Work to be completed.
Find the word "your" in the material below and gather every line that contains it.

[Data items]
┏━━

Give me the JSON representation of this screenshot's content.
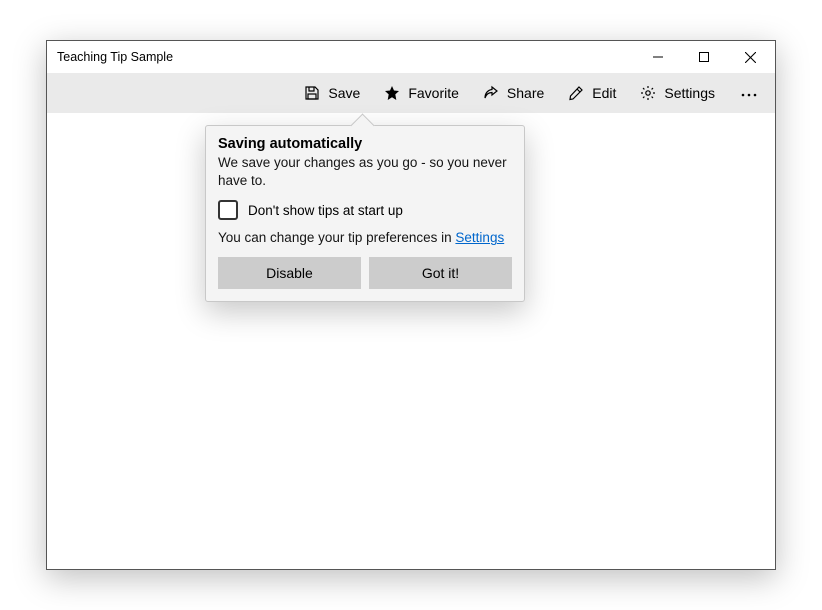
{
  "window": {
    "title": "Teaching Tip Sample"
  },
  "toolbar": {
    "save": "Save",
    "favorite": "Favorite",
    "share": "Share",
    "edit": "Edit",
    "settings": "Settings"
  },
  "tip": {
    "title": "Saving automatically",
    "subtitle": "We save your changes as you go - so you never have to.",
    "checkbox_label": "Don't show tips at start up",
    "footer_text": "You can change your tip preferences in ",
    "footer_link": "Settings",
    "btn_disable": "Disable",
    "btn_gotit": "Got it!"
  }
}
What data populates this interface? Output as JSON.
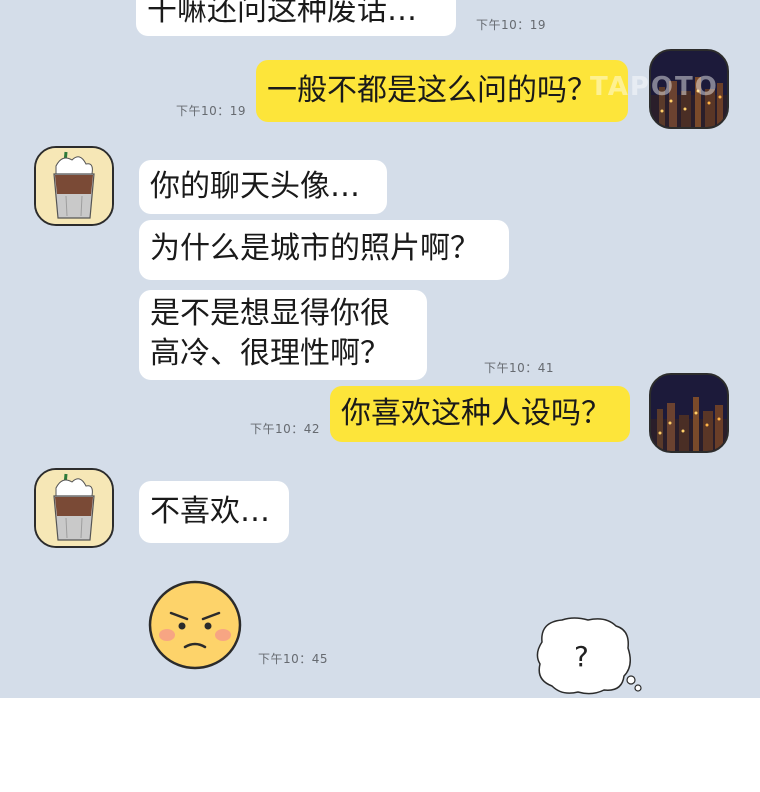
{
  "messages": [
    {
      "text": "干嘛还问这种废话…",
      "time": "下午10：19"
    },
    {
      "text": "一般不都是这么问的吗？",
      "time": "下午10：19"
    },
    {
      "text": "你的聊天头像…"
    },
    {
      "text": "为什么是城市的照片啊？"
    },
    {
      "text_line1": "是不是想显得你很",
      "text_line2": "高冷、很理性啊？",
      "time": "下午10：41"
    },
    {
      "text": "你喜欢这种人设吗？",
      "time": "下午10：42"
    },
    {
      "text": "不喜欢…"
    },
    {
      "time": "下午10：45"
    }
  ],
  "thought_bubble": {
    "text": "?"
  },
  "watermark": {
    "text": "TAPOTO"
  },
  "colors": {
    "chat_bg": "#d4dde9",
    "incoming_bubble": "#ffffff",
    "outgoing_bubble": "#fde53a"
  },
  "icons": {
    "incoming_avatar": "iced-coffee-icon",
    "outgoing_avatar": "city-night-icon",
    "reaction": "annoyed-face-icon"
  }
}
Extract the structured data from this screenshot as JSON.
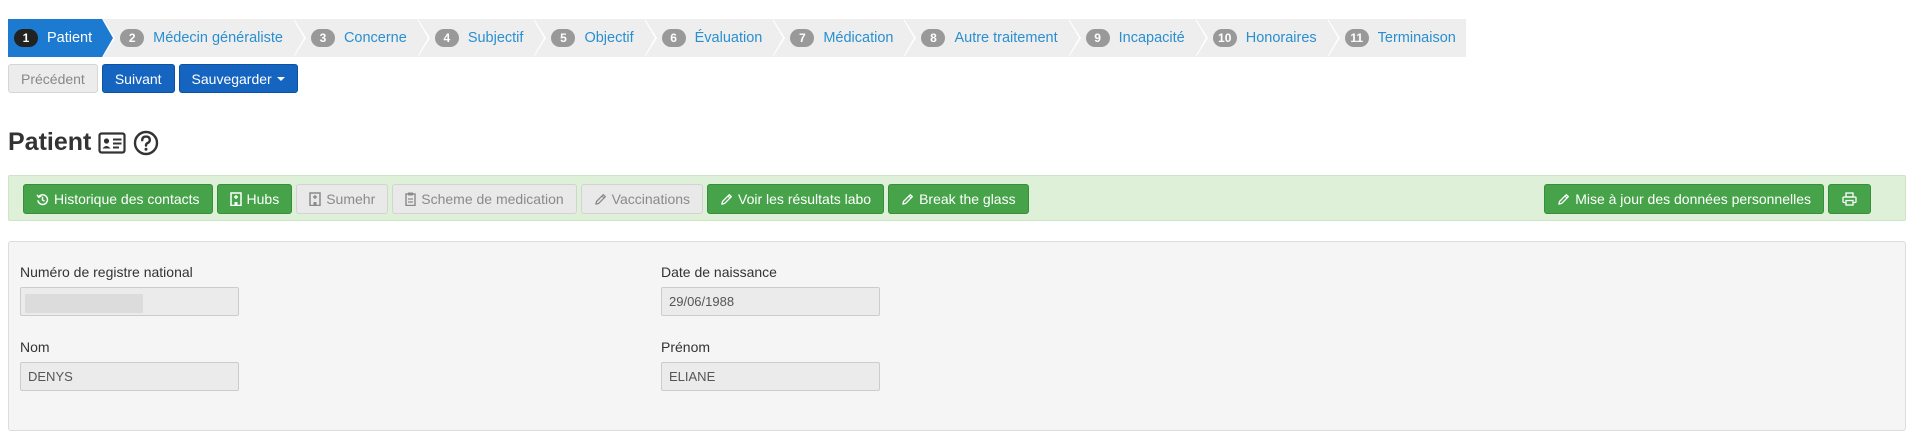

┗━━

Finished exercise.
    "subtitle": "We save your changes as you go - so you never have to.",
    "footer_text": "You can change your tip preferences in ",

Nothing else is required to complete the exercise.